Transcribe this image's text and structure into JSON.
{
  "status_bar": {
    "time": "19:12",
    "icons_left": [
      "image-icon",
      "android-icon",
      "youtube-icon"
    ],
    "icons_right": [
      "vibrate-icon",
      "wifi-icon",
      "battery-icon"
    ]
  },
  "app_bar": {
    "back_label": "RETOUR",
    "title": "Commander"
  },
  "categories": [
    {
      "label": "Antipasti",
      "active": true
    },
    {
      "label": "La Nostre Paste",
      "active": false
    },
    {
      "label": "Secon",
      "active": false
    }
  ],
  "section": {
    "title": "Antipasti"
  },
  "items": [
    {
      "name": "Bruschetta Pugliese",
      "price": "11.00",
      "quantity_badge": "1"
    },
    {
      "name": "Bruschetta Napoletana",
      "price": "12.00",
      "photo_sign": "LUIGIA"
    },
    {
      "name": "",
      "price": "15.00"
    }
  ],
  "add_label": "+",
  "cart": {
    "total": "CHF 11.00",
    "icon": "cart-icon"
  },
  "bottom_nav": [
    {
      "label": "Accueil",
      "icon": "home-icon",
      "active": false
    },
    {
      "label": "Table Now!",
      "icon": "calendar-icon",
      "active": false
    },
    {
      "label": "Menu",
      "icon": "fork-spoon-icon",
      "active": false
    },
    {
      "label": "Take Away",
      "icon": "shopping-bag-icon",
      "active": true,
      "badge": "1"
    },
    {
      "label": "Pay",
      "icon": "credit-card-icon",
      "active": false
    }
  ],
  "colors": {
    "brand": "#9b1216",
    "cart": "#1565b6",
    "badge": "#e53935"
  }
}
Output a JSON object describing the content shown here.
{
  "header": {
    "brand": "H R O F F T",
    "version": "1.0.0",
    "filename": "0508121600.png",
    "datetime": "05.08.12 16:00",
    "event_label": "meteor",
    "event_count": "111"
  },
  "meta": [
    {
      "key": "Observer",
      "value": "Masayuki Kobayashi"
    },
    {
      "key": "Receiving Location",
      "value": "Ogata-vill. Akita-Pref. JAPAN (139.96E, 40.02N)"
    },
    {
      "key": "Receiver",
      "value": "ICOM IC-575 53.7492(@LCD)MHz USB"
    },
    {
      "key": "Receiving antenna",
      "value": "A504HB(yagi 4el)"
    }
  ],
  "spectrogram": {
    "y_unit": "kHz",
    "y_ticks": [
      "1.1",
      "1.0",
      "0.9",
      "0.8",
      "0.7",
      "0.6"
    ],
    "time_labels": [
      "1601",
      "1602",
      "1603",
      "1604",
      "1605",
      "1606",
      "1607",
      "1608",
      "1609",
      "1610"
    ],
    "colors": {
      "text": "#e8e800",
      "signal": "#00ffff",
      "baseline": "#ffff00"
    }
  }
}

****************

▶ _EXERCISE PROMPT_
Repeat the entries above exactly, leaving nothing out.

▶ _TASK OUTPUT_
Transcribe this image's text and structure into JSON.
{
  "status_bar": {
    "time": "19:12",
    "icons_left": [
      "image-icon",
      "android-icon",
      "youtube-icon"
    ],
    "icons_right": [
      "vibrate-icon",
      "wifi-icon",
      "battery-icon"
    ]
  },
  "app_bar": {
    "back_label": "RETOUR",
    "title": "Commander"
  },
  "categories": [
    {
      "label": "Antipasti",
      "active": true
    },
    {
      "label": "La Nostre Paste",
      "active": false
    },
    {
      "label": "Secon",
      "active": false
    }
  ],
  "section": {
    "title": "Antipasti"
  },
  "items": [
    {
      "name": "Bruschetta Pugliese",
      "price": "11.00",
      "quantity_badge": "1"
    },
    {
      "name": "Bruschetta Napoletana",
      "price": "12.00",
      "photo_sign": "LUIGIA"
    },
    {
      "name": "",
      "price": "15.00"
    }
  ],
  "add_label": "+",
  "cart": {
    "total": "CHF 11.00",
    "icon": "cart-icon"
  },
  "bottom_nav": [
    {
      "label": "Accueil",
      "icon": "home-icon",
      "active": false
    },
    {
      "label": "Table Now!",
      "icon": "calendar-icon",
      "active": false
    },
    {
      "label": "Menu",
      "icon": "fork-spoon-icon",
      "active": false
    },
    {
      "label": "Take Away",
      "icon": "shopping-bag-icon",
      "active": true,
      "badge": "1"
    },
    {
      "label": "Pay",
      "icon": "credit-card-icon",
      "active": false
    }
  ],
  "colors": {
    "brand": "#9b1216",
    "cart": "#1565b6",
    "badge": "#e53935"
  }
}
Output a JSON object describing the content shown here.
{
  "header": {
    "brand": "H R O F F T",
    "version": "1.0.0",
    "filename": "0508121600.png",
    "datetime": "05.08.12 16:00",
    "event_label": "meteor",
    "event_count": "111"
  },
  "meta": [
    {
      "key": "Observer",
      "value": "Masayuki Kobayashi"
    },
    {
      "key": "Receiving Location",
      "value": "Ogata-vill. Akita-Pref. JAPAN (139.96E, 40.02N)"
    },
    {
      "key": "Receiver",
      "value": "ICOM IC-575 53.7492(@LCD)MHz USB"
    },
    {
      "key": "Receiving antenna",
      "value": "A504HB(yagi 4el)"
    }
  ],
  "spectrogram": {
    "y_unit": "kHz",
    "y_ticks": [
      "1.1",
      "1.0",
      "0.9",
      "0.8",
      "0.7",
      "0.6"
    ],
    "time_labels": [
      "1601",
      "1602",
      "1603",
      "1604",
      "1605",
      "1606",
      "1607",
      "1608",
      "1609",
      "1610"
    ],
    "colors": {
      "text": "#e8e800",
      "signal": "#00ffff",
      "baseline": "#ffff00"
    }
  }
}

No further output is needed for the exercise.